EXERCISE REQUIREMENTS » Pick out and copy every line below that has the word "many".

[A block of data]

____

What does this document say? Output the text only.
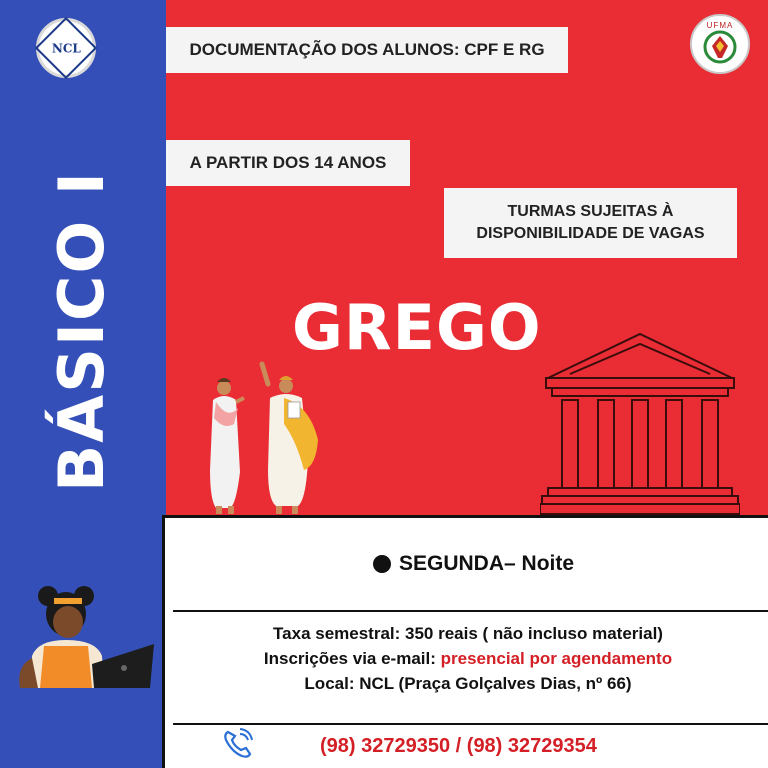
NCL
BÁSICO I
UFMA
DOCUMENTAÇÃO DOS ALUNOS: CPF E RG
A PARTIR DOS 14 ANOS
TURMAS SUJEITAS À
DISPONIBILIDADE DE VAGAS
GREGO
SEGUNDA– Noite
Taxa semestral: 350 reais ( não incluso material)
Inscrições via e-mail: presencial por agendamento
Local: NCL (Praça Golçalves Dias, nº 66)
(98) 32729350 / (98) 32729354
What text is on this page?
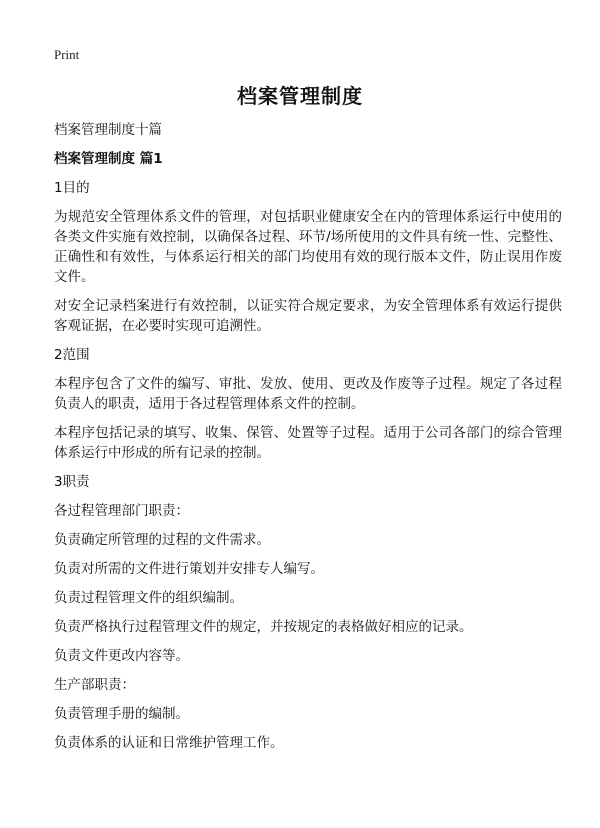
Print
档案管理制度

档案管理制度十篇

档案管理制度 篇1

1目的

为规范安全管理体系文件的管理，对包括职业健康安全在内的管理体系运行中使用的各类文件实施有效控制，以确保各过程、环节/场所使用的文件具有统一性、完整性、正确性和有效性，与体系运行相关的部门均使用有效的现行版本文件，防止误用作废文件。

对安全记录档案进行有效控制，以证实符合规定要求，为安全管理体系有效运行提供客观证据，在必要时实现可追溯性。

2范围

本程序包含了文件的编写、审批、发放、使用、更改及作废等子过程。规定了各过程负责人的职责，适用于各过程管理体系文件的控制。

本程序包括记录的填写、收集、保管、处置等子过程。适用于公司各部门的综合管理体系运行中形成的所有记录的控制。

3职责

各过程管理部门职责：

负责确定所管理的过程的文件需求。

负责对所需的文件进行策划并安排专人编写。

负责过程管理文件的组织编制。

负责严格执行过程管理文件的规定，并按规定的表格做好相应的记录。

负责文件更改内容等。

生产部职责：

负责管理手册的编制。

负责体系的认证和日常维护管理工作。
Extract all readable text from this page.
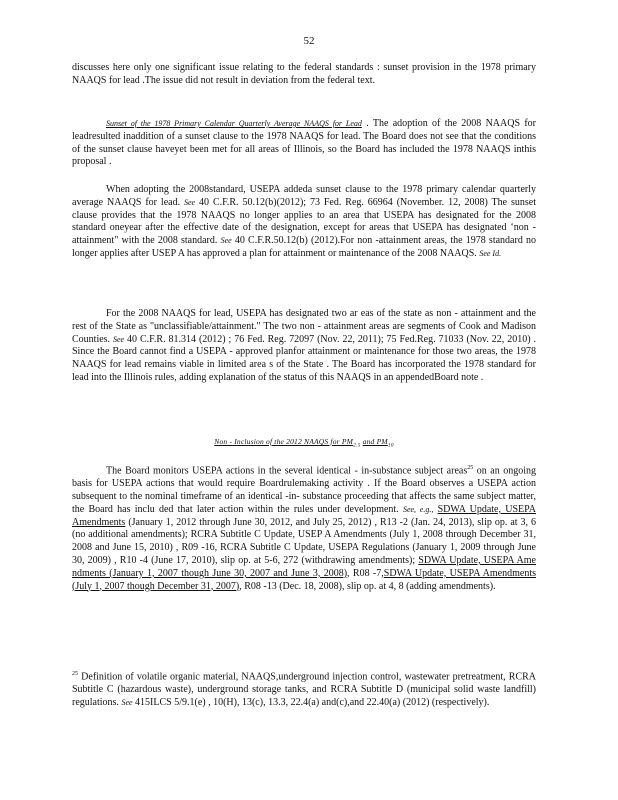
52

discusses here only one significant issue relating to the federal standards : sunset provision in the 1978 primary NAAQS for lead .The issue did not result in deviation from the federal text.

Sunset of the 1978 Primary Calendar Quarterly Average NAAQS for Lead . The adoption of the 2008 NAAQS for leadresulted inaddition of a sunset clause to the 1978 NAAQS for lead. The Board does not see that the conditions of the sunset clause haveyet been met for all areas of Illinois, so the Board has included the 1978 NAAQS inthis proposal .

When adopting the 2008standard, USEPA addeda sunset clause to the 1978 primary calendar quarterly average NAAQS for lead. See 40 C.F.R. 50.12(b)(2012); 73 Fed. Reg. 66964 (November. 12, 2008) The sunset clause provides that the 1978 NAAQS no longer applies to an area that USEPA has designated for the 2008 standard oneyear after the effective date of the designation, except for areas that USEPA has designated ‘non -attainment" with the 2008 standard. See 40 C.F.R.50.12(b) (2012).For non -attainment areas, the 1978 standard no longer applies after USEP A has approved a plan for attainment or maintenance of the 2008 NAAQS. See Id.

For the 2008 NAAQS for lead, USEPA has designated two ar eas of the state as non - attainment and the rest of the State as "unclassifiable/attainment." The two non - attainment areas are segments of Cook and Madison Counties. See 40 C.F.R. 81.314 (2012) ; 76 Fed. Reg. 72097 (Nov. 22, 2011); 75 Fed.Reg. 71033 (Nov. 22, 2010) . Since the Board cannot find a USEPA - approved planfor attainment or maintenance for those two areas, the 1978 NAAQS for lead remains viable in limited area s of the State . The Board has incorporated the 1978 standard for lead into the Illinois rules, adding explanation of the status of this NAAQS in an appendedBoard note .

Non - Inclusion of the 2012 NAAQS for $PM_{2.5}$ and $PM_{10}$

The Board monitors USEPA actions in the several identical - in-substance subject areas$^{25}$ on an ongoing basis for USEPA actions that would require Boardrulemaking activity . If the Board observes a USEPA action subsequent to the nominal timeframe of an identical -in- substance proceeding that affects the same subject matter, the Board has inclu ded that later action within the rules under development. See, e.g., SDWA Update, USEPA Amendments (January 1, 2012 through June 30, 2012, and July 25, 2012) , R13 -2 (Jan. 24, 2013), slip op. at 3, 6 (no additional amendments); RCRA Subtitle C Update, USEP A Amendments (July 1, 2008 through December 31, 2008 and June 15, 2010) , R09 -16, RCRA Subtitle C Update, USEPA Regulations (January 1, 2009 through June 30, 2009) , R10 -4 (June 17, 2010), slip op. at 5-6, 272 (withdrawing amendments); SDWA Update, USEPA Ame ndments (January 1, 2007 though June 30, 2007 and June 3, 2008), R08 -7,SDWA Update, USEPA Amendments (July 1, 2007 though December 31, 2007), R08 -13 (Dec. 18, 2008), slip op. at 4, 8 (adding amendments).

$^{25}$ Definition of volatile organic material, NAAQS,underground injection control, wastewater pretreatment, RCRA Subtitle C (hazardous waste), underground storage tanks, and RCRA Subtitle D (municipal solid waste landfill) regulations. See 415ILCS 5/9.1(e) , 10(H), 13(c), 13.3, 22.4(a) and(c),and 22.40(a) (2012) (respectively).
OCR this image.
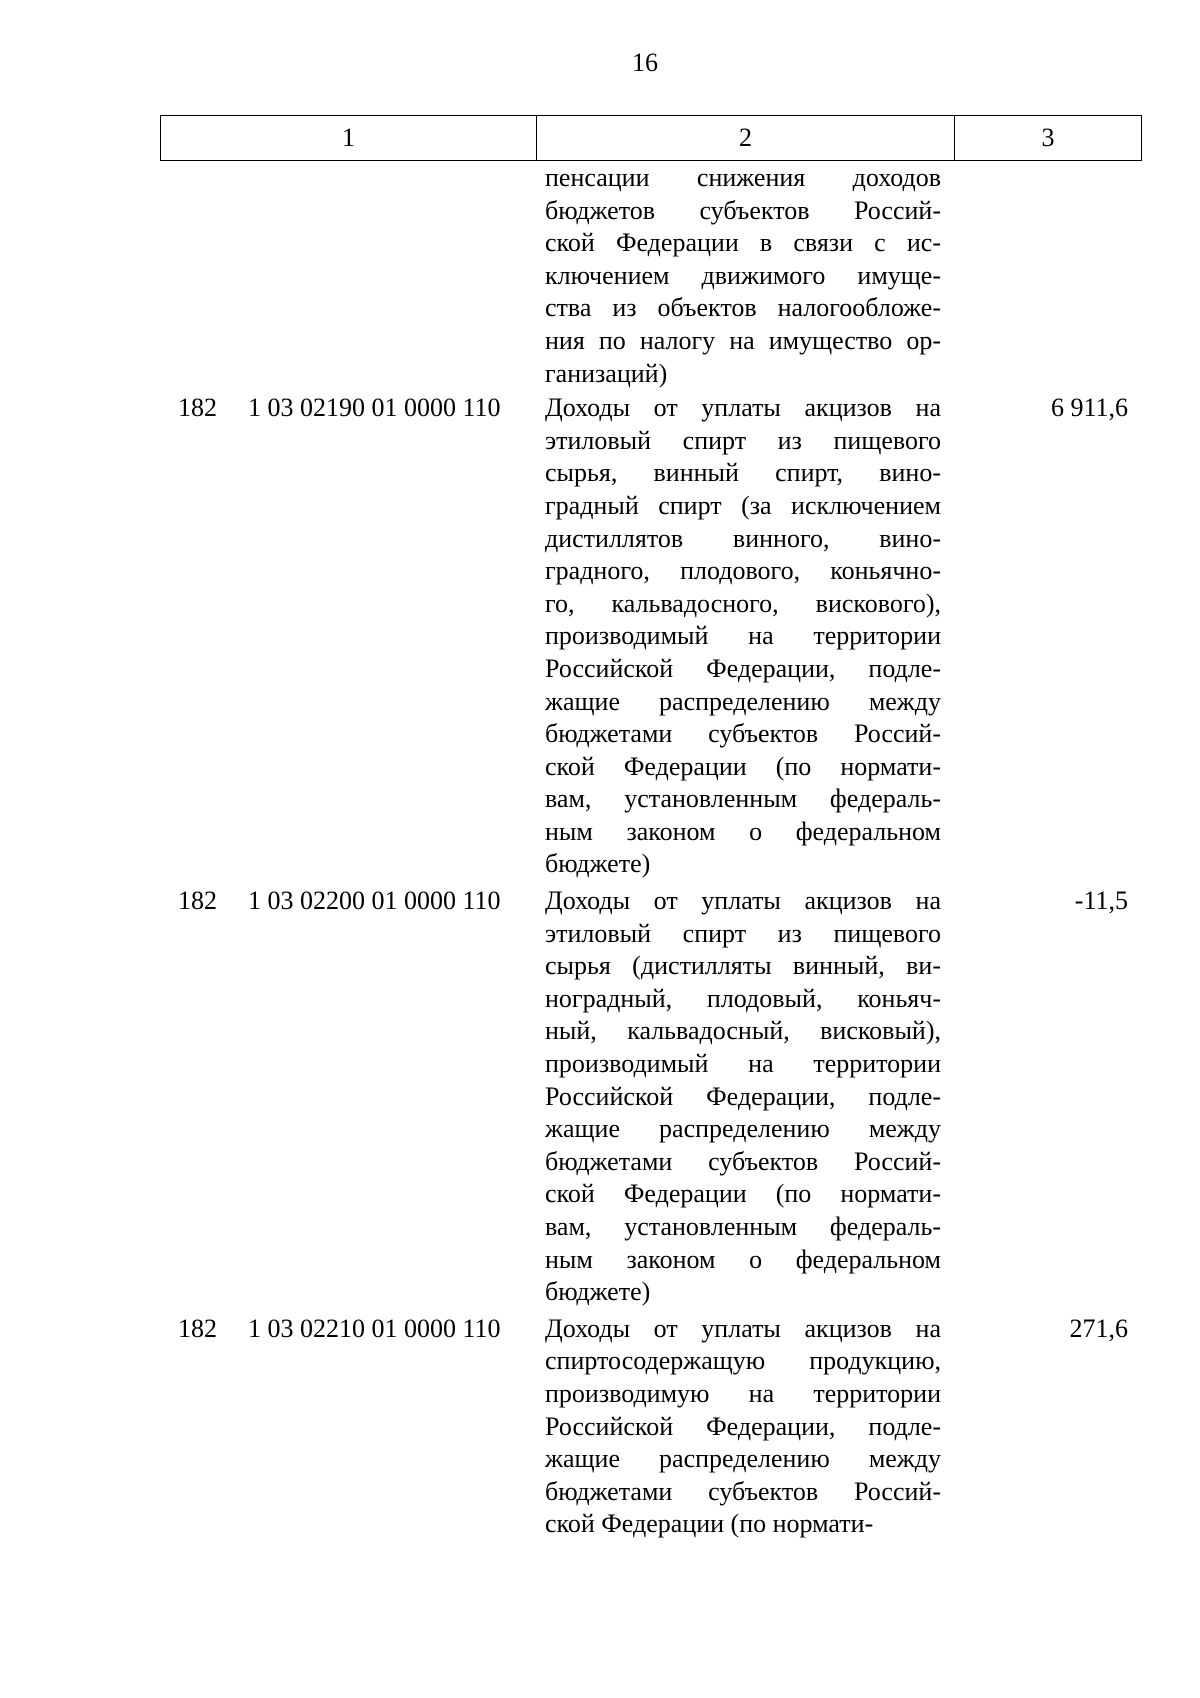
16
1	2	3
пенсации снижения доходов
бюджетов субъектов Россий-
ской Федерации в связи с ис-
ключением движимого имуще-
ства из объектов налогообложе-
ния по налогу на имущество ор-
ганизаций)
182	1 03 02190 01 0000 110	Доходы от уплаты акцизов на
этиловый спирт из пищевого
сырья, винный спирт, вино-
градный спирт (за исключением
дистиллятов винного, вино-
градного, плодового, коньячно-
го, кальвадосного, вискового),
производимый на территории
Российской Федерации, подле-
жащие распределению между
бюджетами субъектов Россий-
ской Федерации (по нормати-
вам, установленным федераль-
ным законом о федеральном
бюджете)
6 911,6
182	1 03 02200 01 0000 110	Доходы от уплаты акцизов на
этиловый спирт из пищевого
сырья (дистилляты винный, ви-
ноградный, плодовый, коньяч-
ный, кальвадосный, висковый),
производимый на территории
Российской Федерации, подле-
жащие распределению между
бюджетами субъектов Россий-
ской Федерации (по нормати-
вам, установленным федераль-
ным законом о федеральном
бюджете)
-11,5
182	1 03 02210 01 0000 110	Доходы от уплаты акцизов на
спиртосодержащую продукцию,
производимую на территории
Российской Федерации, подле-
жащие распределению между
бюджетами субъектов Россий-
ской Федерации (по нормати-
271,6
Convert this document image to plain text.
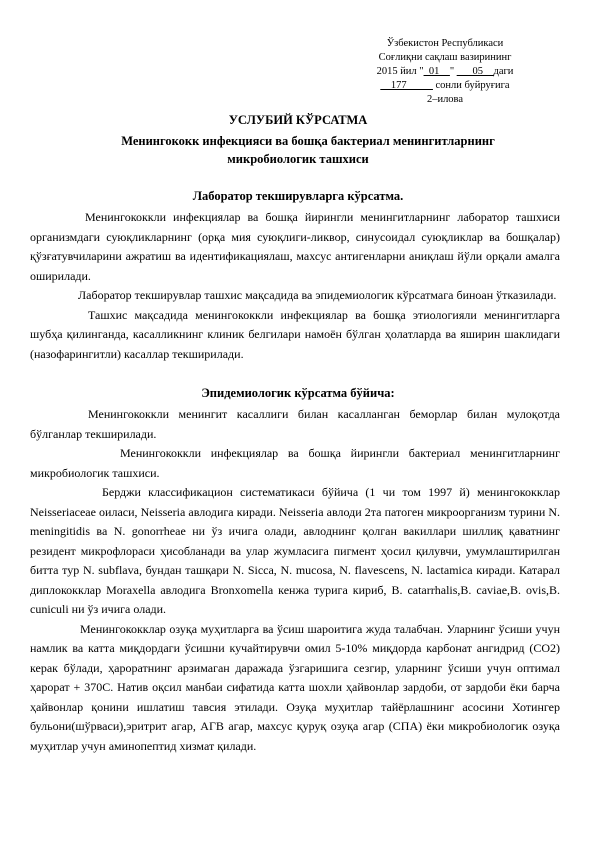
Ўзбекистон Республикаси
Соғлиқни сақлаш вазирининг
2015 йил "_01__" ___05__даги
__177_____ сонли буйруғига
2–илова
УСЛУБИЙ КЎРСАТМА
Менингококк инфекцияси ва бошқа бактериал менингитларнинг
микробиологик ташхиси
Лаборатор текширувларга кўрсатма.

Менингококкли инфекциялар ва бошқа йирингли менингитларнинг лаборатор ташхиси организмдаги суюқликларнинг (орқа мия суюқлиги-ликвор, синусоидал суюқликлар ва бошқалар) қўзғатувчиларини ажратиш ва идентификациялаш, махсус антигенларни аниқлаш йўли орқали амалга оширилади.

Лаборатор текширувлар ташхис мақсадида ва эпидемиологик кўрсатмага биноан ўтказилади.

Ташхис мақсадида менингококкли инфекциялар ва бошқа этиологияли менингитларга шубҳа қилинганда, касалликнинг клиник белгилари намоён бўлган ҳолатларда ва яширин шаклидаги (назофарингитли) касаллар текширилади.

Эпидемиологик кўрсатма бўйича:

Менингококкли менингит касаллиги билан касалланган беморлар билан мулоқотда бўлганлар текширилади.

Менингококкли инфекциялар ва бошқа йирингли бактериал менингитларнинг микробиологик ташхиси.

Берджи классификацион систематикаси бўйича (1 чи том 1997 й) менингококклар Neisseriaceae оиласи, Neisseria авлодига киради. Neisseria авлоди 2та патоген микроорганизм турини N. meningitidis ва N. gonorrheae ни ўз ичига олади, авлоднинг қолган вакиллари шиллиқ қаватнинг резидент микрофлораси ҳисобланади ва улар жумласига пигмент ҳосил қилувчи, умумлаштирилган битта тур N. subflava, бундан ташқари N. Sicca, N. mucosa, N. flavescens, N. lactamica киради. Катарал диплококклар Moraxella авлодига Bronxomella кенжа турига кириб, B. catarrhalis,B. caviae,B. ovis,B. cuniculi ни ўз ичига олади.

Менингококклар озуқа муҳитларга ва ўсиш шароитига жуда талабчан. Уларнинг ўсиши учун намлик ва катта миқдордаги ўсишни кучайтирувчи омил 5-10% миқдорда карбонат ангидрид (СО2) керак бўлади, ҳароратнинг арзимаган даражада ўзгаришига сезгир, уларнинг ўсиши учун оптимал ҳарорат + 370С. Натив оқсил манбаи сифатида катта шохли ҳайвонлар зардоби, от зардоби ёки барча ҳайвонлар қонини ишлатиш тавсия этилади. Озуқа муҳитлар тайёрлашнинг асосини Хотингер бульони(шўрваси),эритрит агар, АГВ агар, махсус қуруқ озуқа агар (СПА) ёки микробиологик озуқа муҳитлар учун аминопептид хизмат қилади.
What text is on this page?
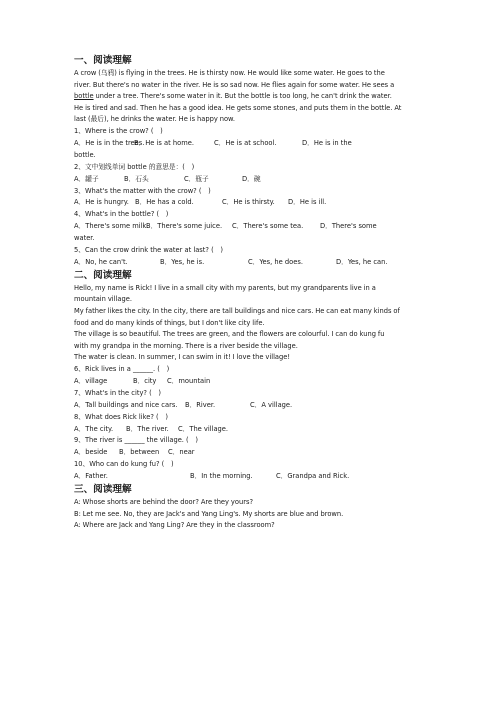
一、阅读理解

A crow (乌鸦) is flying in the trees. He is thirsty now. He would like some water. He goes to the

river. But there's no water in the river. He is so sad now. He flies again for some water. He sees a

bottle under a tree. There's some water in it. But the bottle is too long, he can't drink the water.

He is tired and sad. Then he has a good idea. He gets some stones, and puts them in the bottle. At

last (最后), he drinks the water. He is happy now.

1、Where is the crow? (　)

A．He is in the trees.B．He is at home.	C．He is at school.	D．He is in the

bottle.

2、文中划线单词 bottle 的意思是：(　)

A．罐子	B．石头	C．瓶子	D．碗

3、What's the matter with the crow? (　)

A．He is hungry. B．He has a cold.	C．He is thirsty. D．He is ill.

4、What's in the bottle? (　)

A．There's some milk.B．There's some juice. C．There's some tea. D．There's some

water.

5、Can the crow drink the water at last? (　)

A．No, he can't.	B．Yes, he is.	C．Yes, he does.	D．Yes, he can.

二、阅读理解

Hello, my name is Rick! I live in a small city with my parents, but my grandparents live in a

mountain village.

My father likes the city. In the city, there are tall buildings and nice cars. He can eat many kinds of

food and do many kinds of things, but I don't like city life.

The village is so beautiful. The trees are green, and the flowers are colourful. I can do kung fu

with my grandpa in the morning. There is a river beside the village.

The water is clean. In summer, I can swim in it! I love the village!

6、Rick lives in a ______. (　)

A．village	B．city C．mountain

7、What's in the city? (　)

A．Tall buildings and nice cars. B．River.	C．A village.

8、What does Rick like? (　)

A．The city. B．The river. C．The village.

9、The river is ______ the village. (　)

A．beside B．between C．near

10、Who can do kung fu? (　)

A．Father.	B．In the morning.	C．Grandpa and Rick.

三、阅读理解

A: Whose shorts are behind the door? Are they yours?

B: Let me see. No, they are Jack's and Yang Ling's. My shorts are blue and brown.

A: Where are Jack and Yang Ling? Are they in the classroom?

____

RESULT »
My father likes the city. In the city, there are tall buildings and nice cars. He can eat many kinds of
food and do many kinds of things, but I don't like city life.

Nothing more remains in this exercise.